EXTRAIT.
┄┄┄┄┄┄┄┄┄┄┄┄┄┄┄┄┄┄┄┄

Une heure avant son dernier message, il lançait un appel désespéré pour alerter la communauté internationale sur l’atrocité de la situation à Gaza. Le 6 avril dernier, il avait également publié son testament, reposté par Al Jazeera ce matin en guise d’hommage posthume :
21 h 54 : À qui de droit,
L’occupation menace désormais ouvertement d’une invasion à grande échelle de Gaza. Depuis 22 mois, la ville est ensanglantée sous les bombardements incessants terrestres, maritimes et aériens.Des dizaines de milliers de personnes ont été tuées et des centaines de milliers blessées. Si cette folie ne cesse pas, Gaza sera réduite en ruines, les voix de son peuple réduites au silence, leurs visages effacés – et l’histoire se souviendra de vous comme des témoins silencieux d’un génocide que vous avez choisi de ne pas arrêter.

┄┄┄┄┄┄┄┄┄┄┄┄┄┄┄┄┄┄┄┄

ENREGISTREMENTS FOURNIS.

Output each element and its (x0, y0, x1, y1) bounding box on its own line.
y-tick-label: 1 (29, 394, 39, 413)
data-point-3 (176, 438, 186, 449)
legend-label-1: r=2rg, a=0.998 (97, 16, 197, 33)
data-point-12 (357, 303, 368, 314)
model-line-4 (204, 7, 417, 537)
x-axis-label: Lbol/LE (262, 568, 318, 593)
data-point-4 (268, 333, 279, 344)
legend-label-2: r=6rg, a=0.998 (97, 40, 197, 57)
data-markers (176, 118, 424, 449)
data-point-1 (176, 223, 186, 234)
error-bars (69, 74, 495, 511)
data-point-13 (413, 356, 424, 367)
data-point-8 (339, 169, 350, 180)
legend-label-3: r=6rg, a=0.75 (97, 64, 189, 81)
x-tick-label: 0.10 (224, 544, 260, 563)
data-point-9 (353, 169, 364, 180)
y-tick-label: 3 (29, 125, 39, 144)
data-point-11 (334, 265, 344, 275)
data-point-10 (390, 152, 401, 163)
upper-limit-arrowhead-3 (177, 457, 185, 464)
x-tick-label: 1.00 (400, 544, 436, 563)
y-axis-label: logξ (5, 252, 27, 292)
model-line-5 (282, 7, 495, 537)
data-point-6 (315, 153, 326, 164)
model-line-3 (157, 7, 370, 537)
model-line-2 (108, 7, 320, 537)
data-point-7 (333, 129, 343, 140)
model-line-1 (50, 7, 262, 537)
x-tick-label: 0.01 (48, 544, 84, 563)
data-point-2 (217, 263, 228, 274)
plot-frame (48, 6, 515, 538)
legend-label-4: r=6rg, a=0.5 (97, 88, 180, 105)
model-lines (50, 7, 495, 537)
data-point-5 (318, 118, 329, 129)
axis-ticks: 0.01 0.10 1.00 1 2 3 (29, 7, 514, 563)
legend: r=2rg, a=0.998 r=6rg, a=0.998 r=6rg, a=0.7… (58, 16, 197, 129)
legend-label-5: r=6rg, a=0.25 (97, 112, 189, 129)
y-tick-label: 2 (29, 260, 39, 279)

┄┄┄┄┄┄┄┄┄┄┄┄┄┄┄┄┄┄┄┄

LISTE DES TÂCHES.
- A) Quels types de bombardements l'extrait sur Gaza mentionne-t-il ?
- B) Dans l'extrait sur Gaza, depuis combien de mois la ville est-elle bombardée ?
- C) Rédigez la suite du texte sur Gaza, après sa dernière phrase.

RÉPONSES AUX TÂCHES.
- A) Terrestres, maritimes et aériens.

- B) Depuis 22 mois.

- C)
Merci de partager ce message et d’identifier tous ceux qui ont le pouvoir de contribuer à mettre fin à ce massacre. Le silence est une complicité.
Al Jazeera Media Network dénonce « une nouvelle attaque flagrante et préméditée contre la liberté de la presse », ciblant spécifiquement son journaliste qu’elle accuse Tsahal d’avoir assassiné sur ordre du gouvernement israélien :
Cette attaque intervient dans le contexte des conséquences catastrophiques de l’assaut israélien en cours contre Gaza, qui a vu le massacre implacable de civils, la famine forcée et l’effacement de communautés entière.
L’ordre d’assassiner Anas Al Charif, l’un des journalistes les plus courageux de Gaza, et ses collègues, est une tentative désespérée de faire taire les voix qui révèlent la prise en charge et l’occupation imminentes de Gaza.
Le correspondant de la chaîne, Hani Mahmoud, qui a rapporté le décès de son collègue, estime de son côté qu’il a été assassiné pour avoir documenté sans relâche la famine et la manutrition qui sévissent dans l’enclave palestinienne, et dont le Premier ministre, Benjamin Netanyahou, niait l’existence il y a encore quelques jours.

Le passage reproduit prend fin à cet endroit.